# TEXT FOR ANALYSIS
————


  3. What you wrote:
    “Rather than all having time to really create, really think, really pursue personal purification and excellence, what we end up doing is waking up to another day on the effing treadmill to keep up the payments on a million budget items so we can all eat processed food because we don’t have time for home cooking or home organic gardening.”

    This describes me, and its quite upsetting to see it laid so clearly. And, I feel too deeply dug in to climb out of it. I’ve expressed the desire to get out of it all to the Current Spousal Unit, and while she agrees that its killing me/us, she (and I too, in some areas) can’t/won’t let go of this uber-connected and rented life. At 51 years old, I can see it all there, and what’s coming, and we’re woefully ill-prepared for it. We are in that boat of $6500/yr property taxes also, and tons of monthly bits flowing out the door, hardly noticed until you see the Quicken report, and it leaves you flabbergasted.

    I’ve fought So Hard to get where I am, and I KNOW I need to re-engineer for a sustainable end-game. When you’re already most of the way through a marathon, it’s hard to find the energy for the full-on sprint.

    This isn’t a “woe is me” at all, just an acknowledgement of the simple truth you state, and another loud blaring horn in my face that something needs to be done, sooner than later.

    Thanks for all you do.

    Phil

  4. What everyone forgets, is we once did quite well without all these things, even though they are handy, they are definitely NOT necessary. Not to me anyway. I will learn to live without them once again. I don’t have that many years to go before lights out anyway, maybe I’d rather spend them staring at my natural surroundings than a computer screen. Enough people will eventually get this that the companies will begin a long decline, if not collapse. Good riddance is all I can say. I think in the end it will all revert to an agrarian society anyway, back from whence we cam, with a LOT fewer of us in the mix. Hopefully not feudal, though human nature never changes.

  5. That’s why Open Source software and hardware is so important. It’s the only “push back” we have when it comes to computers and electronics. Do yourself a favor right now and search for Ubuntu or Linux Mint tutorials on YouTube. These two are the most popular and easy to use Linux distributions.

    And then go to these websites to find just about ANY Linux equivalent to Windows based software.

————

# TASK PROMPT
Continue the reader comments on escaping the consumer treadmill, starting right after their final sentence.

————

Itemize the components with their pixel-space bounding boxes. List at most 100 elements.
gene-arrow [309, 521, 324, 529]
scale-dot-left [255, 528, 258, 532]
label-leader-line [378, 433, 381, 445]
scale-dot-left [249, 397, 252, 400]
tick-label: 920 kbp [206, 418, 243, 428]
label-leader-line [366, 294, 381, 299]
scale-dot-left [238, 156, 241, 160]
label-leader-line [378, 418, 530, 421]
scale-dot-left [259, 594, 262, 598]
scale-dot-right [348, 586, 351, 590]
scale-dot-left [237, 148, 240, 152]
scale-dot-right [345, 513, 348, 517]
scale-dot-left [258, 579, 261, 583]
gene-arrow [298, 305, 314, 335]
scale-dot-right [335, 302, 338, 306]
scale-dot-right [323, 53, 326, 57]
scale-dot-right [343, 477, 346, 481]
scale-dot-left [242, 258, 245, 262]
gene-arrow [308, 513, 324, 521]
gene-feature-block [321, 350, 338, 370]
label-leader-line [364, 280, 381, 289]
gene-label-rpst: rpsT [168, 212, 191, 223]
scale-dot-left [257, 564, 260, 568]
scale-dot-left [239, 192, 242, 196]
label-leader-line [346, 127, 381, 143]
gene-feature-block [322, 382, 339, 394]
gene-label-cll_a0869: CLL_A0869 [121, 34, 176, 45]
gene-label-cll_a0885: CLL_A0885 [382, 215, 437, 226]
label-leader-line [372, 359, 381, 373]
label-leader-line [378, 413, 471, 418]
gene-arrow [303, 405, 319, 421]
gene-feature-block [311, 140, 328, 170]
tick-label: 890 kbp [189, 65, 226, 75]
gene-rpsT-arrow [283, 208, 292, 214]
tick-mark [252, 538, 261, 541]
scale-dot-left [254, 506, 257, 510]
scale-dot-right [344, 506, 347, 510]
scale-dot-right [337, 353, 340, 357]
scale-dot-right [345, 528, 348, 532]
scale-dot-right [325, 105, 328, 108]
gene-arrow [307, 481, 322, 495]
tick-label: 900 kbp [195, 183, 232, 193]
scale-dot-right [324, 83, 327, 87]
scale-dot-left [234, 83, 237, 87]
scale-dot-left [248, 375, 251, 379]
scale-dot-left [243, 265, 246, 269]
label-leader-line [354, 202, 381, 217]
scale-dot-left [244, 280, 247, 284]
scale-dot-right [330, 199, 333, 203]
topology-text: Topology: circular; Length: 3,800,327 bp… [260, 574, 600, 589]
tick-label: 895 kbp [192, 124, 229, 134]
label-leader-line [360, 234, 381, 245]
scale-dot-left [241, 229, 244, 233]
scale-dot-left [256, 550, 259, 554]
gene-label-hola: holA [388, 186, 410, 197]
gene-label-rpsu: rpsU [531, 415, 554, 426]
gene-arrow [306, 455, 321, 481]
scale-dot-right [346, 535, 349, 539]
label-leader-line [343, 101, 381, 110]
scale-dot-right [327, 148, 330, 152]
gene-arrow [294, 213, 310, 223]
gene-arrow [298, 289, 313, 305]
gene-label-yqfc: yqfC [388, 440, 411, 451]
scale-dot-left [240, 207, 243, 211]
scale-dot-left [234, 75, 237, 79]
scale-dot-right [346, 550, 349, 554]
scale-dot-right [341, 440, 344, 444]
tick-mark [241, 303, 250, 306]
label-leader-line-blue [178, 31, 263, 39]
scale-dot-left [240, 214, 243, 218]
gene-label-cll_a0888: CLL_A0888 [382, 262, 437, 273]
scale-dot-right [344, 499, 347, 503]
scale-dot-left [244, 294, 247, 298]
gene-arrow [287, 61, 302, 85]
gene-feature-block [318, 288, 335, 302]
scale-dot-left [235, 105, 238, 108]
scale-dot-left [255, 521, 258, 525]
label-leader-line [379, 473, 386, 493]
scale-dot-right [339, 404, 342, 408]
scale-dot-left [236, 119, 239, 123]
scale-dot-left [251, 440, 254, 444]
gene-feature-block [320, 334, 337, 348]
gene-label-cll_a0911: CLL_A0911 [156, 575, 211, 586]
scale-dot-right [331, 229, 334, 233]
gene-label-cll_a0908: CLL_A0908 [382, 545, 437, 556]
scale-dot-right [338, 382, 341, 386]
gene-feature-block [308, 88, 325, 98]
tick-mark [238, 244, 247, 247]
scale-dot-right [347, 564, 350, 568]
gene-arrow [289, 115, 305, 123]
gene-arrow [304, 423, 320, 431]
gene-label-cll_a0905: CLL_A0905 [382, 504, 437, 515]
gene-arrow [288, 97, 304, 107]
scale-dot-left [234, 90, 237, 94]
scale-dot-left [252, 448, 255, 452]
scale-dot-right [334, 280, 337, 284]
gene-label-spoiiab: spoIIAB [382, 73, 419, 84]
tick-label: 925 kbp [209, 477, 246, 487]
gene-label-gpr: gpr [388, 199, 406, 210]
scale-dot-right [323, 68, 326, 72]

————

# TASK OUTPUT
    http://www.linuxlinks.com/

    http://www.osalt.com/

    http://www.linuxalt.com/

    The rental model that the software, computing, and television world….hell….ALL media and content distributing, is going to is just a high tech form of Feudalism.

    I for one don’t do well with Feudalism.

  6. The OS software rental model will simply serve to further commoditize the PC and [OS commoditized] tablets, putting them in the same value category as with smart phones for monthly fees. When there is replication the con[ned]sumer will vote to keep their smartphones and WiFi tablets [with ‘free’ OS software]. We are already seeing this. For MS to push this agenda, they will further hasten the market share erosion they now enjoy.

  7. Speaking of open source. Not being the power user like yourself I do find I am trapped by the infernal PC more than I would like to be. If I could walk away I would but we all know that aint happenin.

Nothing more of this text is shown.